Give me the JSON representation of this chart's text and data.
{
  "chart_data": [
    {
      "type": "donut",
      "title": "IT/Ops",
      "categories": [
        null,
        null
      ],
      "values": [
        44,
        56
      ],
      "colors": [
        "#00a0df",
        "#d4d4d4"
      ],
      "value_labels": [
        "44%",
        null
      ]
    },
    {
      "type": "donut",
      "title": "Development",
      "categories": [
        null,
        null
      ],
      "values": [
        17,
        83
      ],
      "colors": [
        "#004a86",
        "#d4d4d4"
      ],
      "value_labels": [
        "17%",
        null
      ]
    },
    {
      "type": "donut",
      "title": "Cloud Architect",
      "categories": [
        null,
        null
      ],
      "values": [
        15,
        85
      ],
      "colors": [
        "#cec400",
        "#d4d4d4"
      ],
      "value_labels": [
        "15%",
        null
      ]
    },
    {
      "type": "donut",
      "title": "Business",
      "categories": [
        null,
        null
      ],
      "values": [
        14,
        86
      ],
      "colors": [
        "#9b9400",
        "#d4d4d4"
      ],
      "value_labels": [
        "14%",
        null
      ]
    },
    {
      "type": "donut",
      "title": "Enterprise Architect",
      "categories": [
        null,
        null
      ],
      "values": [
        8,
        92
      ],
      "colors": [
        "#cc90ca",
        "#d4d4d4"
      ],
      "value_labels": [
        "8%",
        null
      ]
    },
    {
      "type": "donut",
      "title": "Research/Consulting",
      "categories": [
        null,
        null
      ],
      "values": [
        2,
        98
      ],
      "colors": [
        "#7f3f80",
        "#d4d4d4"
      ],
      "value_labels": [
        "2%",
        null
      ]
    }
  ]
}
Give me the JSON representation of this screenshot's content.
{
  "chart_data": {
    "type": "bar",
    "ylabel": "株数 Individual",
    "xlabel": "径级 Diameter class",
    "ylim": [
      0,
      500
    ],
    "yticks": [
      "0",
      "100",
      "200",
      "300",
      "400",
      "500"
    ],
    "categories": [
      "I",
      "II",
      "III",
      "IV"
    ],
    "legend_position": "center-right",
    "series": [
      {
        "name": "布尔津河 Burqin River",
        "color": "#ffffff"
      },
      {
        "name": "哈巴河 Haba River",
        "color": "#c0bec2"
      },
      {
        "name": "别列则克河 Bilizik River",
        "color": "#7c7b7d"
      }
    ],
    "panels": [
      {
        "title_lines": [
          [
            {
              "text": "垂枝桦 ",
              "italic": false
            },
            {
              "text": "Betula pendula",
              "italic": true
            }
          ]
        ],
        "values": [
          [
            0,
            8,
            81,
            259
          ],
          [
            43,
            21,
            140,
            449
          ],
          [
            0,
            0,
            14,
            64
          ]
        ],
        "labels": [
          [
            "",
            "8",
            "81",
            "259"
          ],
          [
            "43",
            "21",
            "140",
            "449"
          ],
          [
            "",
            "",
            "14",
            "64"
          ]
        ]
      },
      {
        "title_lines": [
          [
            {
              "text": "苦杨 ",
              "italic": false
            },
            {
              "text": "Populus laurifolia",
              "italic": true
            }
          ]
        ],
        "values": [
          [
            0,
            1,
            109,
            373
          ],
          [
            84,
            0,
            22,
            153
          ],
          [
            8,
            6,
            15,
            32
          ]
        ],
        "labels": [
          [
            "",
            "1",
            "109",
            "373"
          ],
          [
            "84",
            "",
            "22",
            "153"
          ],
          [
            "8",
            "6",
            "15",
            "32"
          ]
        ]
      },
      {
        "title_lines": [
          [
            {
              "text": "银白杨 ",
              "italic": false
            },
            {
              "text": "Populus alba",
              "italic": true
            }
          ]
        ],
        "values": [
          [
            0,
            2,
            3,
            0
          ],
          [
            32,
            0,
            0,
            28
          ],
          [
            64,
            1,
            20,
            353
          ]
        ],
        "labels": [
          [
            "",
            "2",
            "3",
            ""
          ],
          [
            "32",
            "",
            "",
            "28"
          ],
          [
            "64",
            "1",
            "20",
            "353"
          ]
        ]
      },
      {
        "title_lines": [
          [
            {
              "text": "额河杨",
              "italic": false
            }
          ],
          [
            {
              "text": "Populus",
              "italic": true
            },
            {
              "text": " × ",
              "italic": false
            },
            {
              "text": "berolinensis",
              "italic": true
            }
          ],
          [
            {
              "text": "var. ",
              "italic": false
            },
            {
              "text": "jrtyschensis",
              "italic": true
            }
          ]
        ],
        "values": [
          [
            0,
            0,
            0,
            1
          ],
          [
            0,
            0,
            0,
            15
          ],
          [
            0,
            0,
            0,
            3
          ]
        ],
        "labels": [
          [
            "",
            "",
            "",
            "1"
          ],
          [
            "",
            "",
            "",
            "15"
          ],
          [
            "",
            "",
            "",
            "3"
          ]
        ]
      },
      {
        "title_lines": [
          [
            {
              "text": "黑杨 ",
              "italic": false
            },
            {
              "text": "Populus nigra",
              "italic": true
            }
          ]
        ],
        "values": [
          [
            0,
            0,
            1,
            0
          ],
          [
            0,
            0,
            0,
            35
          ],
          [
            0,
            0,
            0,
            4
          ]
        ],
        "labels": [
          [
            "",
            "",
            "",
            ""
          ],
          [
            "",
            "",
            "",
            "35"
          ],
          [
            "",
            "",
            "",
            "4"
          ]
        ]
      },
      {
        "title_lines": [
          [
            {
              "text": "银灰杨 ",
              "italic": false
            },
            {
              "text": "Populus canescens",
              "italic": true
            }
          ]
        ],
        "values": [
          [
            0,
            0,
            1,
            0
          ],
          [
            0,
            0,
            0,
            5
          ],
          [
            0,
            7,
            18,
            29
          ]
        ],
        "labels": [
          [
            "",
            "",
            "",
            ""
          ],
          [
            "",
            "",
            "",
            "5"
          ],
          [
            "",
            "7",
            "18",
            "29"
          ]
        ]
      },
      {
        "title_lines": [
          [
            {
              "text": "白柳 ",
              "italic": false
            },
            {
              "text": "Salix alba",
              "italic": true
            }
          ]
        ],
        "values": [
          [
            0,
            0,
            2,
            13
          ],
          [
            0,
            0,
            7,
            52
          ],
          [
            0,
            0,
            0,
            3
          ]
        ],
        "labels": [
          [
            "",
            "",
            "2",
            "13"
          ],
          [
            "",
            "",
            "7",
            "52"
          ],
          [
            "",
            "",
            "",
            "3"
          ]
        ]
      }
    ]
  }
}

----

▶ **TO BE DONE**:
Reproduce the listing above verbatim, from first line to last.

▶ **RESULT**:
Give me the JSON representation of this chart's text and data.
{
  "chart_data": [
    {
      "type": "donut",
      "title": "IT/Ops",
      "categories": [
        null,
        null
      ],
      "values": [
        44,
        56
      ],
      "colors": [
        "#00a0df",
        "#d4d4d4"
      ],
      "value_labels": [
        "44%",
        null
      ]
    },
    {
      "type": "donut",
      "title": "Development",
      "categories": [
        null,
        null
      ],
      "values": [
        17,
        83
      ],
      "colors": [
        "#004a86",
        "#d4d4d4"
      ],
      "value_labels": [
        "17%",
        null
      ]
    },
    {
      "type": "donut",
      "title": "Cloud Architect",
      "categories": [
        null,
        null
      ],
      "values": [
        15,
        85
      ],
      "colors": [
        "#cec400",
        "#d4d4d4"
      ],
      "value_labels": [
        "15%",
        null
      ]
    },
    {
      "type": "donut",
      "title": "Business",
      "categories": [
        null,
        null
      ],
      "values": [
        14,
        86
      ],
      "colors": [
        "#9b9400",
        "#d4d4d4"
      ],
      "value_labels": [
        "14%",
        null
      ]
    },
    {
      "type": "donut",
      "title": "Enterprise Architect",
      "categories": [
        null,
        null
      ],
      "values": [
        8,
        92
      ],
      "colors": [
        "#cc90ca",
        "#d4d4d4"
      ],
      "value_labels": [
        "8%",
        null
      ]
    },
    {
      "type": "donut",
      "title": "Research/Consulting",
      "categories": [
        null,
        null
      ],
      "values": [
        2,
        98
      ],
      "colors": [
        "#7f3f80",
        "#d4d4d4"
      ],
      "value_labels": [
        "2%",
        null
      ]
    }
  ]
}
Give me the JSON representation of this screenshot's content.
{
  "chart_data": {
    "type": "bar",
    "ylabel": "株数 Individual",
    "xlabel": "径级 Diameter class",
    "ylim": [
      0,
      500
    ],
    "yticks": [
      "0",
      "100",
      "200",
      "300",
      "400",
      "500"
    ],
    "categories": [
      "I",
      "II",
      "III",
      "IV"
    ],
    "legend_position": "center-right",
    "series": [
      {
        "name": "布尔津河 Burqin River",
        "color": "#ffffff"
      },
      {
        "name": "哈巴河 Haba River",
        "color": "#c0bec2"
      },
      {
        "name": "别列则克河 Bilizik River",
        "color": "#7c7b7d"
      }
    ],
    "panels": [
      {
        "title_lines": [
          [
            {
              "text": "垂枝桦 ",
              "italic": false
            },
            {
              "text": "Betula pendula",
              "italic": true
            }
          ]
        ],
        "values": [
          [
            0,
            8,
            81,
            259
          ],
          [
            43,
            21,
            140,
            449
          ],
          [
            0,
            0,
            14,
            64
          ]
        ],
        "labels": [
          [
            "",
            "8",
            "81",
            "259"
          ],
          [
            "43",
            "21",
            "140",
            "449"
          ],
          [
            "",
            "",
            "14",
            "64"
          ]
        ]
      },
      {
        "title_lines": [
          [
            {
              "text": "苦杨 ",
              "italic": false
            },
            {
              "text": "Populus laurifolia",
              "italic": true
            }
          ]
        ],
        "values": [
          [
            0,
            1,
            109,
            373
          ],
          [
            84,
            0,
            22,
            153
          ],
          [
            8,
            6,
            15,
            32
          ]
        ],
        "labels": [
          [
            "",
            "1",
            "109",
            "373"
          ],
          [
            "84",
            "",
            "22",
            "153"
          ],
          [
            "8",
            "6",
            "15",
            "32"
          ]
        ]
      },
      {
        "title_lines": [
          [
            {
              "text": "银白杨 ",
              "italic": false
            },
            {
              "text": "Populus alba",
              "italic": true
            }
          ]
        ],
        "values": [
          [
            0,
            2,
            3,
            0
          ],
          [
            32,
            0,
            0,
            28
          ],
          [
            64,
            1,
            20,
            353
          ]
        ],
        "labels": [
          [
            "",
            "2",
            "3",
            ""
          ],
          [
            "32",
            "",
            "",
            "28"
          ],
          [
            "64",
            "1",
            "20",
            "353"
          ]
        ]
      },
      {
        "title_lines": [
          [
            {
              "text": "额河杨",
              "italic": false
            }
          ],
          [
            {
              "text": "Populus",
              "italic": true
            },
            {
              "text": " × ",
              "italic": false
            },
            {
              "text": "berolinensis",
              "italic": true
            }
          ],
          [
            {
              "text": "var. ",
              "italic": false
            },
            {
              "text": "jrtyschensis",
              "italic": true
            }
          ]
        ],
        "values": [
          [
            0,
            0,
            0,
            1
          ],
          [
            0,
            0,
            0,
            15
          ],
          [
            0,
            0,
            0,
            3
          ]
        ],
        "labels": [
          [
            "",
            "",
            "",
            "1"
          ],
          [
            "",
            "",
            "",
            "15"
          ],
          [
            "",
            "",
            "",
            "3"
          ]
        ]
      },
      {
        "title_lines": [
          [
            {
              "text": "黑杨 ",
              "italic": false
            },
            {
              "text": "Populus nigra",
              "italic": true
            }
          ]
        ],
        "values": [
          [
            0,
            0,
            1,
            0
          ],
          [
            0,
            0,
            0,
            35
          ],
          [
            0,
            0,
            0,
            4
          ]
        ],
        "labels": [
          [
            "",
            "",
            "",
            ""
          ],
          [
            "",
            "",
            "",
            "35"
          ],
          [
            "",
            "",
            "",
            "4"
          ]
        ]
      },
      {
        "title_lines": [
          [
            {
              "text": "银灰杨 ",
              "italic": false
            },
            {
              "text": "Populus canescens",
              "italic": true
            }
          ]
        ],
        "values": [
          [
            0,
            0,
            1,
            0
          ],
          [
            0,
            0,
            0,
            5
          ],
          [
            0,
            7,
            18,
            29
          ]
        ],
        "labels": [
          [
            "",
            "",
            "",
            ""
          ],
          [
            "",
            "",
            "",
            "5"
          ],
          [
            "",
            "7",
            "18",
            "29"
          ]
        ]
      },
      {
        "title_lines": [
          [
            {
              "text": "白柳 ",
              "italic": false
            },
            {
              "text": "Salix alba",
              "italic": true
            }
          ]
        ],
        "values": [
          [
            0,
            0,
            2,
            13
          ],
          [
            0,
            0,
            7,
            52
          ],
          [
            0,
            0,
            0,
            3
          ]
        ],
        "labels": [
          [
            "",
            "",
            "2",
            "13"
          ],
          [
            "",
            "",
            "7",
            "52"
          ],
          [
            "",
            "",
            "",
            "3"
          ]
        ]
      }
    ]
  }
}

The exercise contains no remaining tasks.